DATA SUPPLIED -

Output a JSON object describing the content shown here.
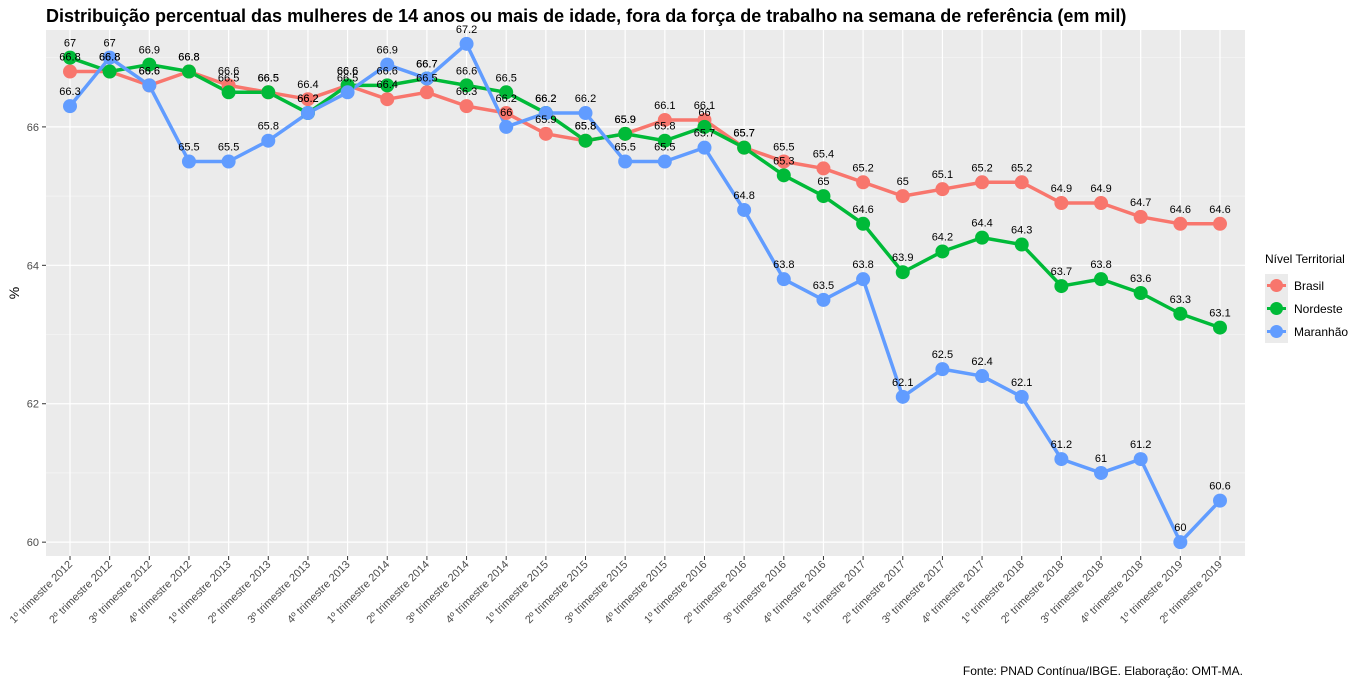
{
  "chart_data": {
    "type": "line",
    "title": "Distribuição percentual das mulheres de 14 anos ou mais de idade, fora da força de trabalho na semana de referência (em mil)",
    "caption": "Fonte: PNAD Contínua/IBGE. Elaboração: OMT-MA.",
    "ylabel": "%",
    "xlabel": "",
    "ylim": [
      59.8,
      67.4
    ],
    "yticks": [
      "60",
      "62",
      "64",
      "66"
    ],
    "grid": true,
    "legend_position": "right",
    "legend_title": "Nível Territorial",
    "categories": [
      "1º trimestre 2012",
      "2º trimestre 2012",
      "3º trimestre 2012",
      "4º trimestre 2012",
      "1º trimestre 2013",
      "2º trimestre 2013",
      "3º trimestre 2013",
      "4º trimestre 2013",
      "1º trimestre 2014",
      "2º trimestre 2014",
      "3º trimestre 2014",
      "4º trimestre 2014",
      "1º trimestre 2015",
      "2º trimestre 2015",
      "3º trimestre 2015",
      "4º trimestre 2015",
      "1º trimestre 2016",
      "2º trimestre 2016",
      "3º trimestre 2016",
      "4º trimestre 2016",
      "1º trimestre 2017",
      "2º trimestre 2017",
      "3º trimestre 2017",
      "4º trimestre 2017",
      "1º trimestre 2018",
      "2º trimestre 2018",
      "3º trimestre 2018",
      "4º trimestre 2018",
      "1º trimestre 2019",
      "2º trimestre 2019"
    ],
    "series": [
      {
        "name": "Brasil",
        "color": "#f8766d",
        "values": [
          66.8,
          66.8,
          66.6,
          66.8,
          66.6,
          66.5,
          66.4,
          66.6,
          66.4,
          66.5,
          66.3,
          66.2,
          65.9,
          65.8,
          65.9,
          66.1,
          66.1,
          65.7,
          65.5,
          65.4,
          65.2,
          65.0,
          65.1,
          65.2,
          65.2,
          64.9,
          64.9,
          64.7,
          64.6,
          64.6
        ],
        "labels": [
          "66.8",
          "66.8",
          "66.6",
          "66.8",
          "66.6",
          "66.5",
          "66.4",
          "66.6",
          "66.4",
          "66.5",
          "66.3",
          "66.2",
          "65.9",
          "65.8",
          "65.9",
          "66.1",
          "66.1",
          "65.7",
          "65.5",
          "65.4",
          "65.2",
          "65",
          "65.1",
          "65.2",
          "65.2",
          "64.9",
          "64.9",
          "64.7",
          "64.6",
          "64.6"
        ]
      },
      {
        "name": "Nordeste",
        "color": "#00ba38",
        "values": [
          67.0,
          66.8,
          66.9,
          66.8,
          66.5,
          66.5,
          66.2,
          66.6,
          66.6,
          66.7,
          66.6,
          66.5,
          66.2,
          65.8,
          65.9,
          65.8,
          66.0,
          65.7,
          65.3,
          65.0,
          64.6,
          63.9,
          64.2,
          64.4,
          64.3,
          63.7,
          63.8,
          63.6,
          63.3,
          63.1
        ],
        "labels": [
          "67",
          "66.8",
          "66.9",
          "66.8",
          "66.5",
          "66.5",
          "66.2",
          "66.6",
          "66.6",
          "66.7",
          "66.6",
          "66.5",
          "66.2",
          "65.8",
          "65.9",
          "65.8",
          "66",
          "65.7",
          "65.3",
          "65",
          "64.6",
          "63.9",
          "64.2",
          "64.4",
          "64.3",
          "63.7",
          "63.8",
          "63.6",
          "63.3",
          "63.1"
        ]
      },
      {
        "name": "Maranhão",
        "color": "#619cff",
        "values": [
          66.3,
          67.0,
          66.6,
          65.5,
          65.5,
          65.8,
          66.2,
          66.5,
          66.9,
          66.7,
          67.2,
          66.0,
          66.2,
          66.2,
          65.5,
          65.5,
          65.7,
          64.8,
          63.8,
          63.5,
          63.8,
          62.1,
          62.5,
          62.4,
          62.1,
          61.2,
          61.0,
          61.2,
          60.0,
          60.6
        ],
        "labels": [
          "66.3",
          "67",
          "66.6",
          "65.5",
          "65.5",
          "65.8",
          "66.2",
          "66.5",
          "66.9",
          "66.7",
          "67.2",
          "66",
          "66.2",
          "66.2",
          "65.5",
          "65.5",
          "65.7",
          "64.8",
          "63.8",
          "63.5",
          "63.8",
          "62.1",
          "62.5",
          "62.4",
          "62.1",
          "61.2",
          "61",
          "61.2",
          "60",
          "60.6"
        ]
      }
    ]
  }
}
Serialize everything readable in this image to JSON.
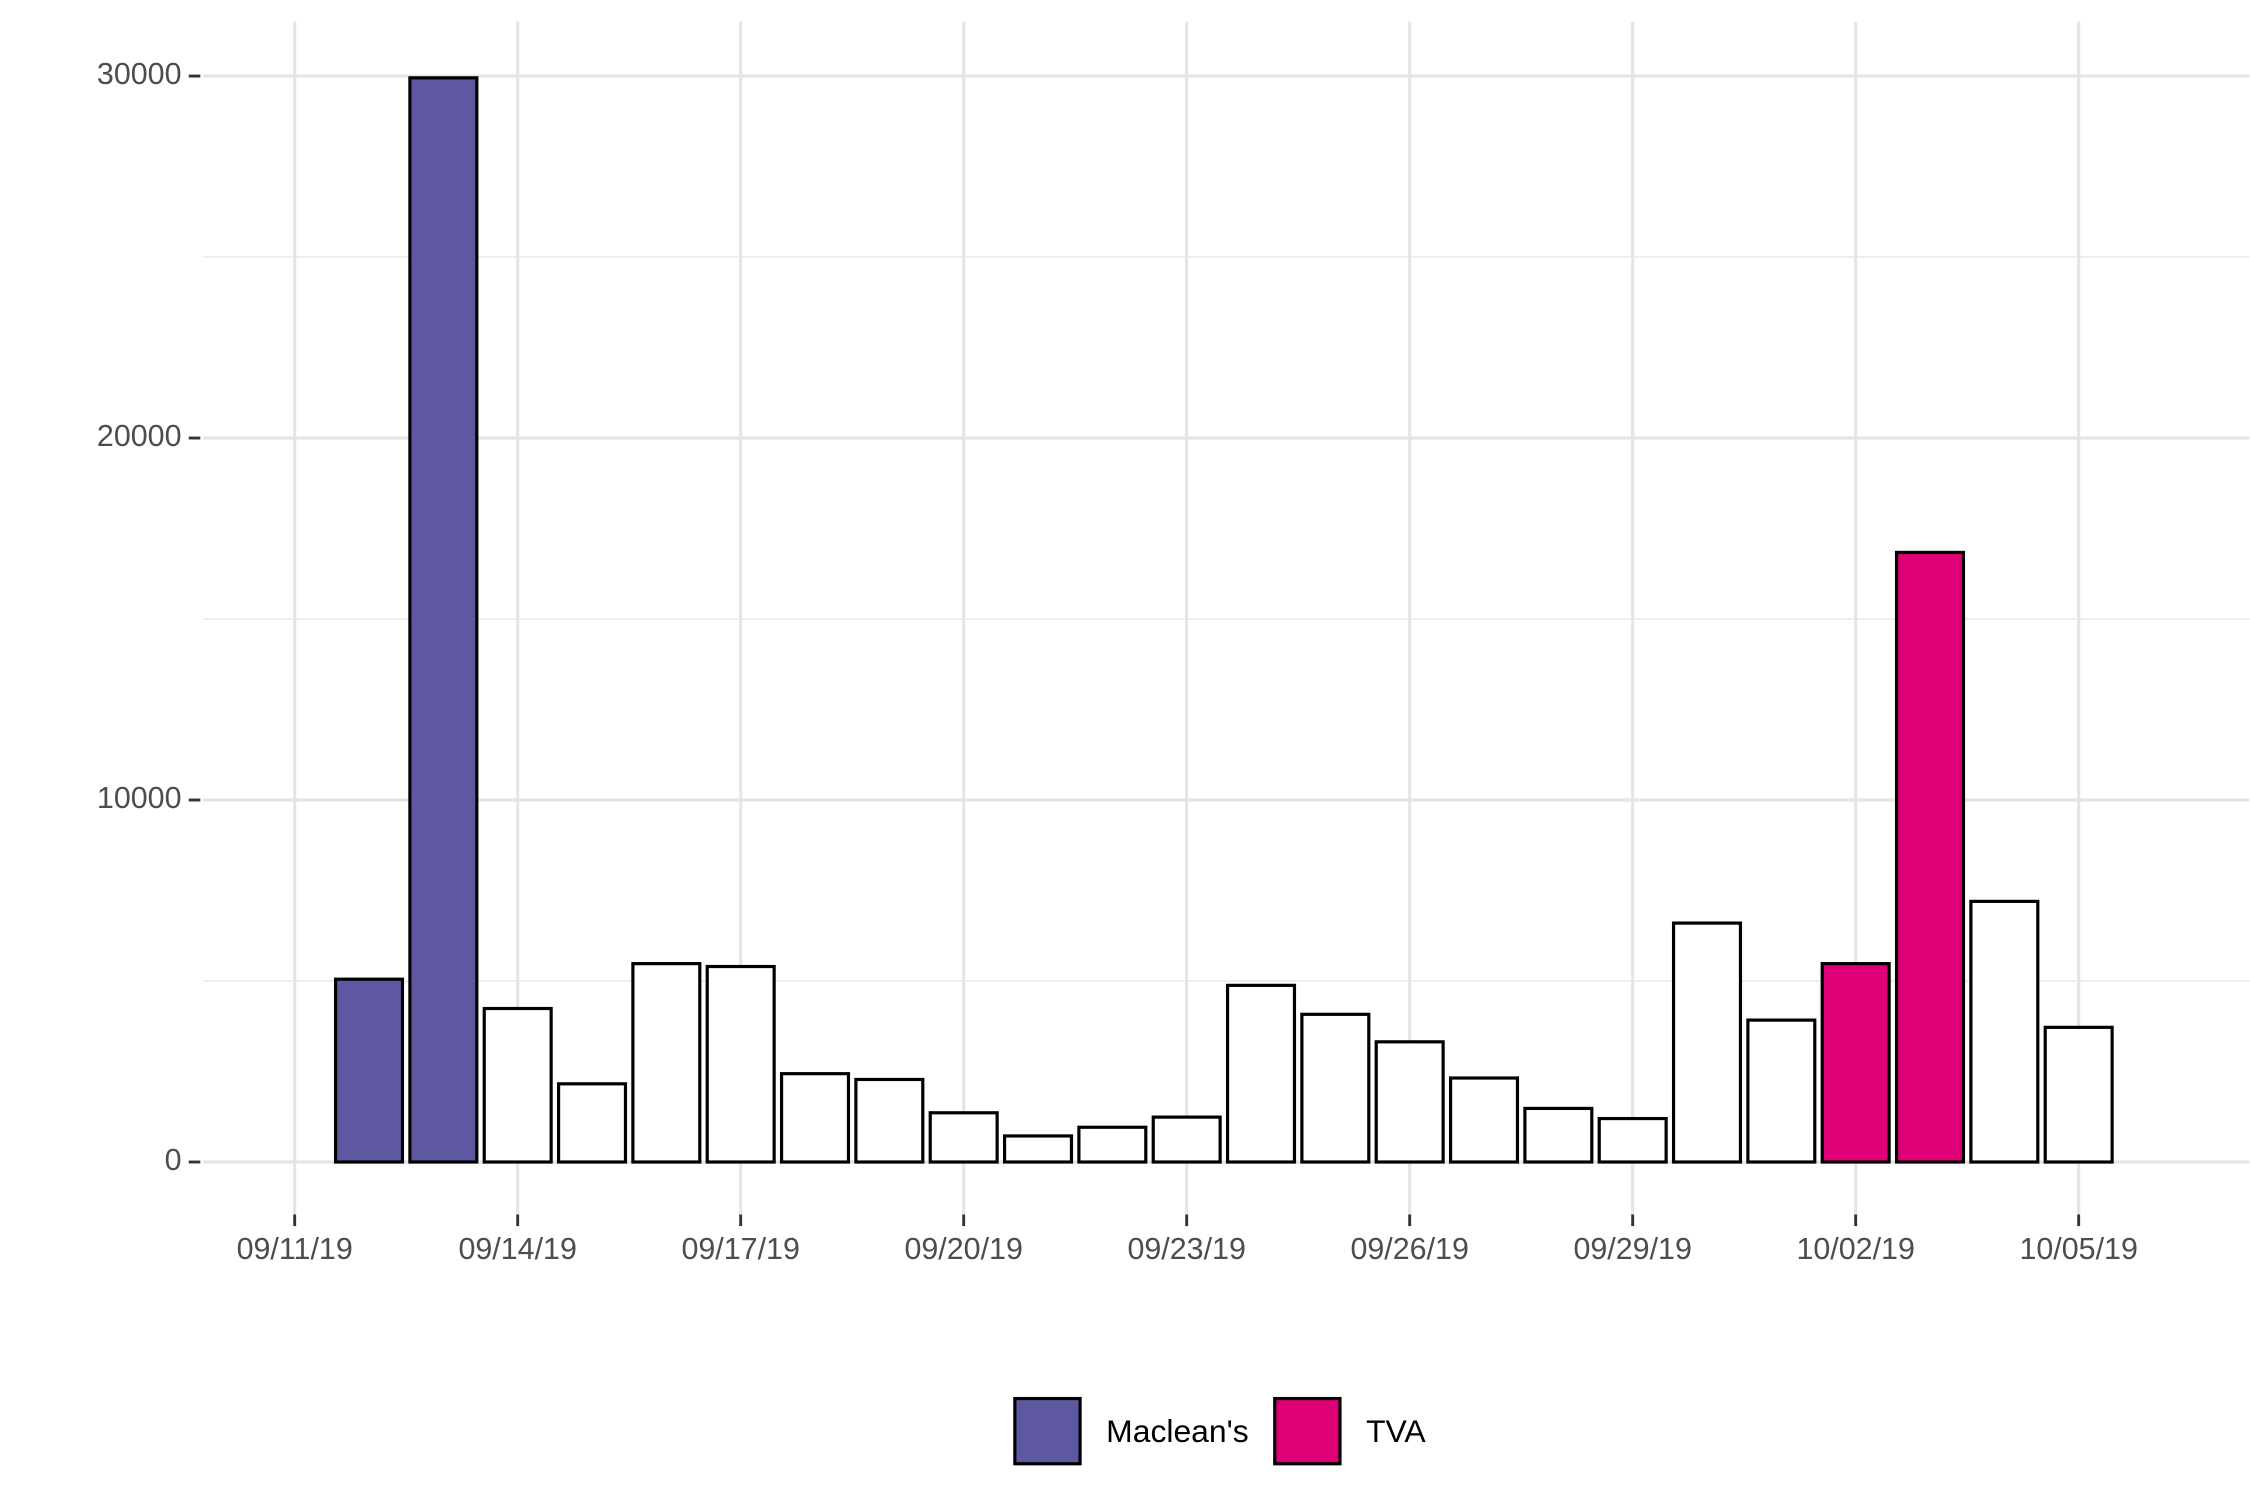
{
  "chart_data": {
    "type": "bar",
    "x": [
      "09/12/19",
      "09/13/19",
      "09/14/19",
      "09/15/19",
      "09/16/19",
      "09/17/19",
      "09/18/19",
      "09/19/19",
      "09/20/19",
      "09/21/19",
      "09/22/19",
      "09/23/19",
      "09/24/19",
      "09/25/19",
      "09/26/19",
      "09/27/19",
      "09/28/19",
      "09/29/19",
      "09/30/19",
      "10/01/19",
      "10/02/19",
      "10/03/19",
      "10/04/19",
      "10/05/19"
    ],
    "series": [
      {
        "name": "Maclean's",
        "color": "#5e58a3",
        "values": [
          5050,
          29950,
          null,
          null,
          null,
          null,
          null,
          null,
          null,
          null,
          null,
          null,
          null,
          null,
          null,
          null,
          null,
          null,
          null,
          null,
          null,
          null,
          null,
          null
        ]
      },
      {
        "name": "TVA",
        "color": "#de0077",
        "values": [
          null,
          null,
          null,
          null,
          null,
          null,
          null,
          null,
          null,
          null,
          null,
          null,
          null,
          null,
          null,
          null,
          null,
          null,
          null,
          null,
          5480,
          16840,
          null,
          null
        ]
      },
      {
        "color": "#ffffff",
        "values": [
          null,
          null,
          4240,
          2160,
          5480,
          5400,
          2440,
          2280,
          1360,
          720,
          960,
          1240,
          4880,
          4080,
          3320,
          2320,
          1480,
          1200,
          6600,
          3920,
          null,
          null,
          7200,
          3720
        ]
      }
    ],
    "xticks": [
      "09/11/19",
      "09/14/19",
      "09/17/19",
      "09/20/19",
      "09/23/19",
      "09/26/19",
      "09/29/19",
      "10/02/19",
      "10/05/19"
    ],
    "ylim": [
      -1450,
      31500
    ],
    "yticks": [
      0,
      10000,
      20000,
      30000
    ],
    "minor_yticks": [
      5000,
      15000,
      25000
    ],
    "grid": true,
    "legend": "bottom"
  }
}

THE REQUEST - Repeat the material exactly as it reads, without any of its pictures.

TASK RESULT -
Output a JSON object describing the content shown here.
{
  "chart_data": {
    "type": "line",
    "title": "Distribuição percentual das mulheres de 14 anos ou mais de idade, fora da força de trabalho na semana de referência (em mil)",
    "caption": "Fonte: PNAD Contínua/IBGE. Elaboração: OMT-MA.",
    "ylabel": "%",
    "xlabel": "",
    "ylim": [
      59.8,
      67.4
    ],
    "yticks": [
      "60",
      "62",
      "64",
      "66"
    ],
    "grid": true,
    "legend_position": "right",
    "legend_title": "Nível Territorial",
    "categories": [
      "1º trimestre 2012",
      "2º trimestre 2012",
      "3º trimestre 2012",
      "4º trimestre 2012",
      "1º trimestre 2013",
      "2º trimestre 2013",
      "3º trimestre 2013",
      "4º trimestre 2013",
      "1º trimestre 2014",
      "2º trimestre 2014",
      "3º trimestre 2014",
      "4º trimestre 2014",
      "1º trimestre 2015",
      "2º trimestre 2015",
      "3º trimestre 2015",
      "4º trimestre 2015",
      "1º trimestre 2016",
      "2º trimestre 2016",
      "3º trimestre 2016",
      "4º trimestre 2016",
      "1º trimestre 2017",
      "2º trimestre 2017",
      "3º trimestre 2017",
      "4º trimestre 2017",
      "1º trimestre 2018",
      "2º trimestre 2018",
      "3º trimestre 2018",
      "4º trimestre 2018",
      "1º trimestre 2019",
      "2º trimestre 2019"
    ],
    "series": [
      {
        "name": "Brasil",
        "color": "#f8766d",
        "values": [
          66.8,
          66.8,
          66.6,
          66.8,
          66.6,
          66.5,
          66.4,
          66.6,
          66.4,
          66.5,
          66.3,
          66.2,
          65.9,
          65.8,
          65.9,
          66.1,
          66.1,
          65.7,
          65.5,
          65.4,
          65.2,
          65.0,
          65.1,
          65.2,
          65.2,
          64.9,
          64.9,
          64.7,
          64.6,
          64.6
        ],
        "labels": [
          "66.8",
          "66.8",
          "66.6",
          "66.8",
          "66.6",
          "66.5",
          "66.4",
          "66.6",
          "66.4",
          "66.5",
          "66.3",
          "66.2",
          "65.9",
          "65.8",
          "65.9",
          "66.1",
          "66.1",
          "65.7",
          "65.5",
          "65.4",
          "65.2",
          "65",
          "65.1",
          "65.2",
          "65.2",
          "64.9",
          "64.9",
          "64.7",
          "64.6",
          "64.6"
        ]
      },
      {
        "name": "Nordeste",
        "color": "#00ba38",
        "values": [
          67.0,
          66.8,
          66.9,
          66.8,
          66.5,
          66.5,
          66.2,
          66.6,
          66.6,
          66.7,
          66.6,
          66.5,
          66.2,
          65.8,
          65.9,
          65.8,
          66.0,
          65.7,
          65.3,
          65.0,
          64.6,
          63.9,
          64.2,
          64.4,
          64.3,
          63.7,
          63.8,
          63.6,
          63.3,
          63.1
        ],
        "labels": [
          "67",
          "66.8",
          "66.9",
          "66.8",
          "66.5",
          "66.5",
          "66.2",
          "66.6",
          "66.6",
          "66.7",
          "66.6",
          "66.5",
          "66.2",
          "65.8",
          "65.9",
          "65.8",
          "66",
          "65.7",
          "65.3",
          "65",
          "64.6",
          "63.9",
          "64.2",
          "64.4",
          "64.3",
          "63.7",
          "63.8",
          "63.6",
          "63.3",
          "63.1"
        ]
      },
      {
        "name": "Maranhão",
        "color": "#619cff",
        "values": [
          66.3,
          67.0,
          66.6,
          65.5,
          65.5,
          65.8,
          66.2,
          66.5,
          66.9,
          66.7,
          67.2,
          66.0,
          66.2,
          66.2,
          65.5,
          65.5,
          65.7,
          64.8,
          63.8,
          63.5,
          63.8,
          62.1,
          62.5,
          62.4,
          62.1,
          61.2,
          61.0,
          61.2,
          60.0,
          60.6
        ],
        "labels": [
          "66.3",
          "67",
          "66.6",
          "65.5",
          "65.5",
          "65.8",
          "66.2",
          "66.5",
          "66.9",
          "66.7",
          "67.2",
          "66",
          "66.2",
          "66.2",
          "65.5",
          "65.5",
          "65.7",
          "64.8",
          "63.8",
          "63.5",
          "63.8",
          "62.1",
          "62.5",
          "62.4",
          "62.1",
          "61.2",
          "61",
          "61.2",
          "60",
          "60.6"
        ]
      }
    ]
  }
}
Serialize everything readable in this image to JSON.
{
  "chart_data": {
    "type": "bar",
    "x": [
      "09/12/19",
      "09/13/19",
      "09/14/19",
      "09/15/19",
      "09/16/19",
      "09/17/19",
      "09/18/19",
      "09/19/19",
      "09/20/19",
      "09/21/19",
      "09/22/19",
      "09/23/19",
      "09/24/19",
      "09/25/19",
      "09/26/19",
      "09/27/19",
      "09/28/19",
      "09/29/19",
      "09/30/19",
      "10/01/19",
      "10/02/19",
      "10/03/19",
      "10/04/19",
      "10/05/19"
    ],
    "series": [
      {
        "name": "Maclean's",
        "color": "#5e58a3",
        "values": [
          5050,
          29950,
          null,
          null,
          null,
          null,
          null,
          null,
          null,
          null,
          null,
          null,
          null,
          null,
          null,
          null,
          null,
          null,
          null,
          null,
          null,
          null,
          null,
          null
        ]
      },
      {
        "name": "TVA",
        "color": "#de0077",
        "values": [
          null,
          null,
          null,
          null,
          null,
          null,
          null,
          null,
          null,
          null,
          null,
          null,
          null,
          null,
          null,
          null,
          null,
          null,
          null,
          null,
          5480,
          16840,
          null,
          null
        ]
      },
      {
        "color": "#ffffff",
        "values": [
          null,
          null,
          4240,
          2160,
          5480,
          5400,
          2440,
          2280,
          1360,
          720,
          960,
          1240,
          4880,
          4080,
          3320,
          2320,
          1480,
          1200,
          6600,
          3920,
          null,
          null,
          7200,
          3720
        ]
      }
    ],
    "xticks": [
      "09/11/19",
      "09/14/19",
      "09/17/19",
      "09/20/19",
      "09/23/19",
      "09/26/19",
      "09/29/19",
      "10/02/19",
      "10/05/19"
    ],
    "ylim": [
      -1450,
      31500
    ],
    "yticks": [
      0,
      10000,
      20000,
      30000
    ],
    "minor_yticks": [
      5000,
      15000,
      25000
    ],
    "grid": true,
    "legend": "bottom"
  }
}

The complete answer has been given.